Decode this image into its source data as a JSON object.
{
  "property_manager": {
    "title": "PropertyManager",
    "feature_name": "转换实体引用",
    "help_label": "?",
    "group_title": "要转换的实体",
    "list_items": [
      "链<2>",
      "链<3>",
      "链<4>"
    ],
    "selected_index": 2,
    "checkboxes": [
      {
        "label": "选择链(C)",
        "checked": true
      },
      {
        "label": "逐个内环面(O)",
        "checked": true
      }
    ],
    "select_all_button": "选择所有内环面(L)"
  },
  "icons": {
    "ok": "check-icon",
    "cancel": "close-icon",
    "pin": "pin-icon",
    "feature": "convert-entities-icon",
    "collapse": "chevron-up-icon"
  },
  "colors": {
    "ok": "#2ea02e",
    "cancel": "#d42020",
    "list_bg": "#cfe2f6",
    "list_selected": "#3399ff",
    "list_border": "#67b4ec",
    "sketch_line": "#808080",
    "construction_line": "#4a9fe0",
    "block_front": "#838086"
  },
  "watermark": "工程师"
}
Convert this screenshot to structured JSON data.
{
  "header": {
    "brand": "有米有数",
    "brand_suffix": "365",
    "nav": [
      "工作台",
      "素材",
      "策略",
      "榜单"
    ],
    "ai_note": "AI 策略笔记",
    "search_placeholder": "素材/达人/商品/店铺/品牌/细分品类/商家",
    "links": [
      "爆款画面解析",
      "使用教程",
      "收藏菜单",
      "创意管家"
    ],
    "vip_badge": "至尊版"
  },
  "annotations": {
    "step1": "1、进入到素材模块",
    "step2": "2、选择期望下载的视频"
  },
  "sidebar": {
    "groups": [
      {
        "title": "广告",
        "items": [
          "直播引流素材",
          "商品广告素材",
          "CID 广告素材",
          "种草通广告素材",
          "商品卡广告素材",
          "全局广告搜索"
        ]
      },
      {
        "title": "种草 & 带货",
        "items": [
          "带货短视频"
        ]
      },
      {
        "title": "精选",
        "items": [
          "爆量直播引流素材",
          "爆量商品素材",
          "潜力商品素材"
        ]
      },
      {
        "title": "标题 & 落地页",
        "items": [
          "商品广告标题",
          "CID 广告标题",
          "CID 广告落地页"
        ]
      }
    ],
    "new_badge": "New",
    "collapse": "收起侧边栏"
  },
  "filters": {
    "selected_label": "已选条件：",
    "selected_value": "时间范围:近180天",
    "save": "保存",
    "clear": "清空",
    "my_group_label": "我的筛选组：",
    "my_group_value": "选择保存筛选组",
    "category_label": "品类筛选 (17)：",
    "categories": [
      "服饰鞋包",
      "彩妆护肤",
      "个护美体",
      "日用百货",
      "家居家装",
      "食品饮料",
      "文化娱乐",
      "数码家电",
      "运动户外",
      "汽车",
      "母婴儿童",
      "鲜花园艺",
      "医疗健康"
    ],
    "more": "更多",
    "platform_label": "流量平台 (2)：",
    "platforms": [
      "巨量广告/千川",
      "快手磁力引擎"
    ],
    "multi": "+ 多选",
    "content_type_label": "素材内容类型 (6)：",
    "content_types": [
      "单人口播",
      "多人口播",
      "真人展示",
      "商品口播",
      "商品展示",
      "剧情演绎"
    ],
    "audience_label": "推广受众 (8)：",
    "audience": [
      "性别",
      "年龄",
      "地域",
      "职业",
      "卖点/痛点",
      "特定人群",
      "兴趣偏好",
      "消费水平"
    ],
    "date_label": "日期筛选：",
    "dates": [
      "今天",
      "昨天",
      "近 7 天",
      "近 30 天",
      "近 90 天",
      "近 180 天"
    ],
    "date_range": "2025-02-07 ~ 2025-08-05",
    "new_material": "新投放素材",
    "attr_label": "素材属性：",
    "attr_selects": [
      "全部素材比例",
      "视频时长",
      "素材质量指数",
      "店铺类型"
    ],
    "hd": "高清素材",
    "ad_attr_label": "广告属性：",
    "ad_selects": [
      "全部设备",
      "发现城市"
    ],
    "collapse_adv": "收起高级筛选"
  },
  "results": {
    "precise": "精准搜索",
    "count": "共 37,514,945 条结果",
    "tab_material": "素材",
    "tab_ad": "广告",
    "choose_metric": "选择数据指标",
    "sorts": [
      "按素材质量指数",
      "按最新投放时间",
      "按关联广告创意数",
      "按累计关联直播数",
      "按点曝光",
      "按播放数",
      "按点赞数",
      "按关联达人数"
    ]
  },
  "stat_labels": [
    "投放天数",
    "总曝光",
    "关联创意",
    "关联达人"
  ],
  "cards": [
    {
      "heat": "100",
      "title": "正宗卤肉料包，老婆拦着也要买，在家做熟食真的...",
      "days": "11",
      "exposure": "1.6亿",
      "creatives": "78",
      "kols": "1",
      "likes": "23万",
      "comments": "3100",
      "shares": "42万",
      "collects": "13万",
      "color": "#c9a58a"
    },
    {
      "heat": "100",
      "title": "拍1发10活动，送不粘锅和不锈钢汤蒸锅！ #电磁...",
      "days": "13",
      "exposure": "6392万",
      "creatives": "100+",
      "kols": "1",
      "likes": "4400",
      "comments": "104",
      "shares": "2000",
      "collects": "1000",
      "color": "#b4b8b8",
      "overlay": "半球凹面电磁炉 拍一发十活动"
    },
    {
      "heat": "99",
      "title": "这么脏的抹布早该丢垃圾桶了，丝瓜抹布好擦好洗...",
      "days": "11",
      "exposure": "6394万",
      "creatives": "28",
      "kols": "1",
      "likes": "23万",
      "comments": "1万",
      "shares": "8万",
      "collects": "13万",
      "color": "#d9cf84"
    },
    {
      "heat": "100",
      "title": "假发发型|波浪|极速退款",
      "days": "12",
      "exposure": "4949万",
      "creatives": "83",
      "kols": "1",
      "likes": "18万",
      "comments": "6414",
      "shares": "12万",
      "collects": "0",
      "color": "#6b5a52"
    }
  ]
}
-----
### [TASK DETAILS]
Work out how many lines of the data above contain the string "shares" and give the number alone.

### [RESPONSE BELOW]
4